__SEITENAUSSCHNITT__:
◇ ◇ ◇
Reisen damals

Egon Schwarz erzählt in "Die japanische Mauer” ungewöhnliche Reisegeschichten

Von Markus BauerRSS-Newsfeed neuer Artikel von Markus Bauer

Besprochene Bücher / Literaturhinweise

Dass das Reisen sich dauernd verändert und heute auch nicht mehr das ist, was es einmal war, ist ein Gemeinplatz, der einem um so leichter über die Lippen geht, je mehr Bücher über die historischen Formen dieses Zeitvertreibs auf den Markt kommen. Dennoch sind die schleichenden Veränderungen der letzten Jahrzehnte kaum anschaulicher und zugleich reflektierter beschrieben worden als in Egon Schwarz' kleiner Zusammenfassung seines lebenslangen Unterwegsseins.

Er benennt das Dilemma des sogenannten Individualtouristen mit den "zwei Seelen in seiner Brust" ganz deutlich: "Auf der einen Seite fühlt er sich durch den Massenandrang der anderen in seiner Bequemlichkeit, in seinem Anspruch auf individuelle Einmaligkeit gestört. Auf der anderen Seite will er alle Bequemlichkeiten genießen, die seinen Aufenthalt im fremden Land angenehm gestalten, gute Straßen, gutes Essen, gute Bedienung, gute Unterkünfte, die eben nur geboten werden können, wenn recht viele seinesgleichen die ökonomische Unterlage dazu bilden." Auf der Grenze dieses Paradoxons hat der jetzt emeritierte Germanistikprofessor aus St. Louis mit Frau und Familie seit dem Ende des Weltkrieges alle Kontinente außer Afrika und der Antarktis bereist. Anfangs noch mit kleinstem Geldbeutel und entsprechend nah dem alltäglichen Leben der Einheimischen, den landesüblichen Fortbewegungsmitteln und Überlebensstrategien. Es wird viel gewandert und hautnah die zwiespältige Nähe und Distanz zu Bewohnern fremder Landstriche erlebt. Insbesondere in den Schilderungen Südamerikas, das Schwarz seit den 1940er Jahren sehr gut kennt, neigt sich das Pendel eher in Richtung abenteuerlicher Erkundungen bisher kaum gegangener Trails. Nicht nur hier gelingen dem Autor Schilderungen von Landschaften und Erlebnissen, die sowohl das unwiederbringlich Vergangene dieser Zeit evozieren als auch die melancholische Lust am Leben außerhalb der heimatlichen regulierten Welt erwecken.
◇ ◇ ◇
__ZU ERLEDIGEN__:
• A. Nennen Sie alle Annehmlichkeiten, die der Individualtourist laut dem Zitat in der Rezension zu Egon Schwarz' Reisegeschichten im fremden Land genießen will.
• B. Setzen Sie die Rezension zu Egon Schwarz' Reisegeschichten nach ihrem letzten Satz mit einem weiteren Absatz fort.
Die Daten werden hier nicht gebraucht.

__VERFÜGBARE DATEN__:
◇ ◇ ◇
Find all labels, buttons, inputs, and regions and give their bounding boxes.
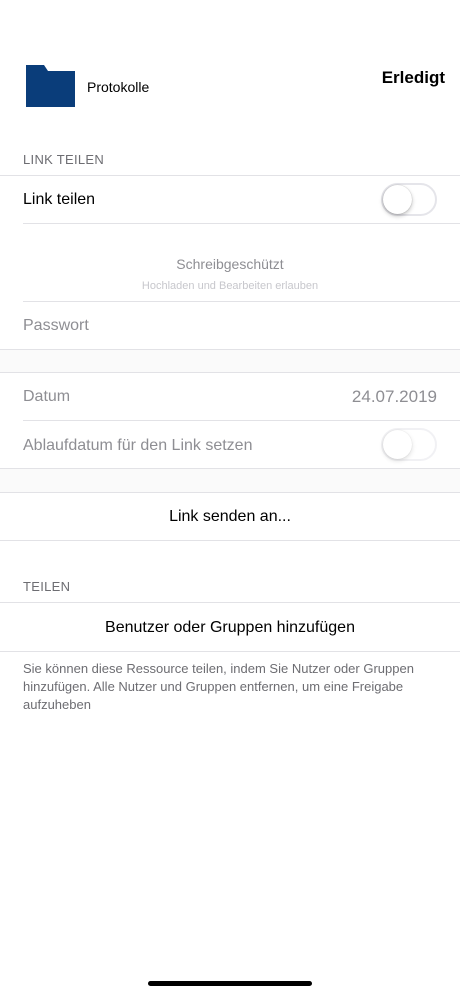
◇ ◇ ◇
__LÖSUNGEN ZUR ÜBUNG__:
• A. gute Straßen, gutes Essen, gute Bedienung, gute Unterkünfte

• B.
Das liebste Fortbewegungsmittel zwischen den Kontinenten stellte für Schwarz das Schiff dar. Die Reise über die Meere an Bord einer Nussschale oder eines Frachters zog der Autor immer wenn es möglich war, dem Fliegen vor: "Nichts fördert meine Kontemplation mehr, als an der Reeling zu stehen, in den ewig gleichen, ewig wechselnden Gang der Wellen zu schauen, den Blick auf die endlose Weite des Ozeans und des Himmels richten oder dem steigenden, fallenden Horizont zu folgen." Und es ist das Wissen um das Ausgeliefertsein an die Elemente, das auch die Passagiere in einer Situation existentiellen Ausgeliefertsein eher gesprächig macht: "Sie lassen manche Konvention fallen, die sie an Land zum Schutz ihrer gefährdeten Gesellschaftsexistenz und verletzlichen Psyche aufgebaut haben." Der Kontakt mit den Menschen stellte für Schwarz meist einen entscheidenden Mehrwert auf seinen ganz unterschiedlich angelegten Reisen dar. Ebenso kontaktfreudig gestalteten sich seine unendlichen Autoreisen, von denen die erste große eine Durchquerung der USA war, Anfang der 50er Jahre mit einem alten wackligen Gefährt, nachdem zuvor bereits die gleiche Strecke per Autostopp zurückgelegt worden war. Dies war eine völlig andere Fortbewegungsart, als sie die deutschen Autobahnen dem Benutzer aufzwingen und in einem eigenen Kapitel beschreibt der Autor seine Erlebnisse mit der das Pathologische streifenden massenhafte Sucht nach Hochgeschwindigkeit. Der Gegensatz zu den auch nicht nur erholsamen Wanderungen auf Island oder in Neuseeland könnte nicht größer sein.

Das Reisen im allgemeinsten Sinne als freiwillige oder erzwungene Ortsveränderung wurde dem jungen, in Wien geborenen Autor schon früh zur Überlebensform: als Exilant trieb es ihn nach Prag, dann in die Anden, wo er mehrere Länder als Wanderarbeiter durchstreifte. Nur durch eine Reihe schier unglaublicher Zufälle wurde aus dem Flüchtling ein Germanist in den USA (genaueres ist nachzulesen in seiner Autobiographie "Keine Zeit für Eichendorff"), der das Reisen nicht aufgeben konnte oder wollte, wiewohl er jahrzehntelang einen Lehrstuhl in St. Louis innehatte.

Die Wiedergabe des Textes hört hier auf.